Required action: Report the tally of lines featuring the word "Petroniec" in the entries below, without anything else.

Records for the exercise:
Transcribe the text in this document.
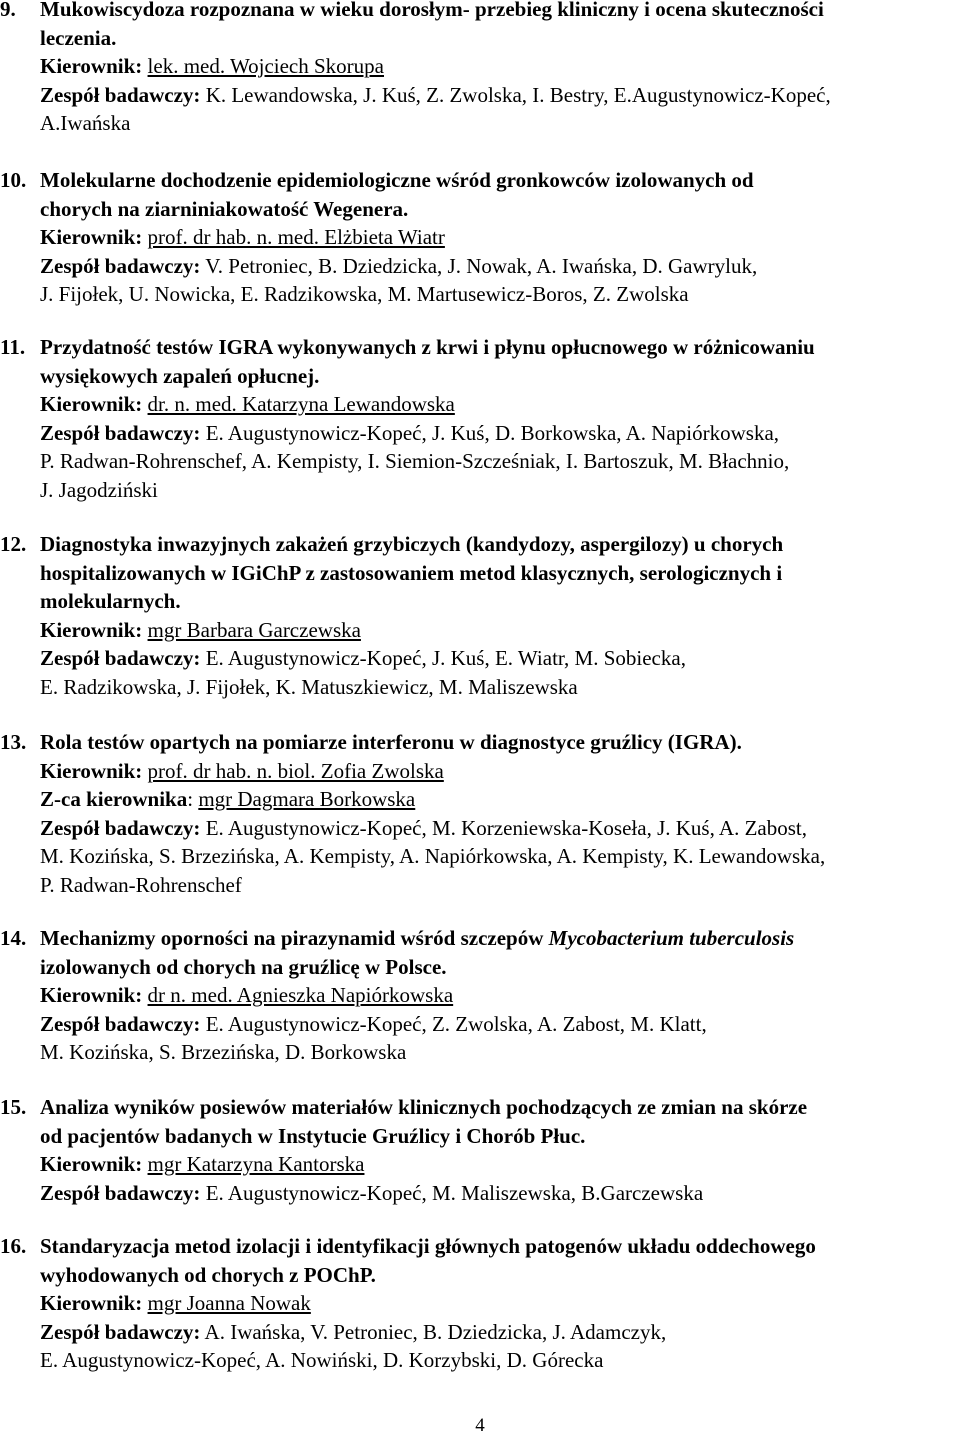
9.	Mukowiscydoza rozpoznana w wieku dorosłym- przebieg kliniczny i ocena skuteczności
leczenia.
Kierownik: lek. med. Wojciech Skorupa
Zespół badawczy: K. Lewandowska, J. Kuś, Z. Zwolska, I. Bestry, E.Augustynowicz-Kopeć,
A.Iwańska
10. Molekularne dochodzenie epidemiologiczne wśród gronkowców izolowanych od
chorych na ziarniniakowatość Wegenera.
Kierownik: prof. dr hab. n. med. Elżbieta Wiatr
Zespół badawczy: V. Petroniec, B. Dziedzicka, J. Nowak, A. Iwańska, D. Gawryluk,
J. Fijołek, U. Nowicka, E. Radzikowska, M. Martusewicz-Boros, Z. Zwolska
11. Przydatność testów IGRA wykonywanych z krwi i płynu opłucnowego w różnicowaniu
wysiękowych zapaleń opłucnej.
Kierownik: dr. n. med. Katarzyna Lewandowska
Zespół badawczy: E. Augustynowicz-Kopeć, J. Kuś, D. Borkowska, A. Napiórkowska,
P. Radwan-Rohrenschef, A. Kempisty, I. Siemion-Szcześniak, I. Bartoszuk, M. Błachnio,
J. Jagodziński
12. Diagnostyka inwazyjnych zakażeń grzybiczych (kandydozy, aspergilozy) u chorych
hospitalizowanych w IGiChP z zastosowaniem metod klasycznych, serologicznych i
molekularnych.
Kierownik: mgr Barbara Garczewska
Zespół badawczy: E. Augustynowicz-Kopeć, J. Kuś, E. Wiatr, M. Sobiecka,
E. Radzikowska, J. Fijołek, K. Matuszkiewicz, M. Maliszewska
13. Rola testów opartych na pomiarze interferonu w diagnostyce gruźlicy (IGRA).
Kierownik: prof. dr hab. n. biol. Zofia Zwolska
Z-ca kierownika: mgr Dagmara Borkowska
Zespół badawczy: E. Augustynowicz-Kopeć, M. Korzeniewska-Koseła, J. Kuś, A. Zabost,
M. Kozińska, S. Brzezińska, A. Kempisty, A. Napiórkowska, A. Kempisty, K. Lewandowska,
P. Radwan-Rohrenschef
14. Mechanizmy oporności na pirazynamid wśród szczepów Mycobacterium tuberculosis
izolowanych od chorych na gruźlicę w Polsce.
Kierownik: dr n. med. Agnieszka Napiórkowska
Zespół badawczy: E. Augustynowicz-Kopeć, Z. Zwolska, A. Zabost, M. Klatt,
M. Kozińska, S. Brzezińska, D. Borkowska
15. Analiza wyników posiewów materiałów klinicznych pochodzących ze zmian na skórze
od pacjentów badanych w Instytucie Gruźlicy i Chorób Płuc.
Kierownik: mgr Katarzyna Kantorska
Zespół badawczy: E. Augustynowicz-Kopeć, M. Maliszewska, B.Garczewska
16. Standaryzacja metod izolacji i identyfikacji głównych patogenów układu oddechowego
wyhodowanych od chorych z POChP.
Kierownik: mgr Joanna Nowak
Zespół badawczy: A. Iwańska, V. Petroniec, B. Dziedzicka, J. Adamczyk,
E. Augustynowicz-Kopeć, A. Nowiński, D. Korzybski, D. Górecka
4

Finished task: 2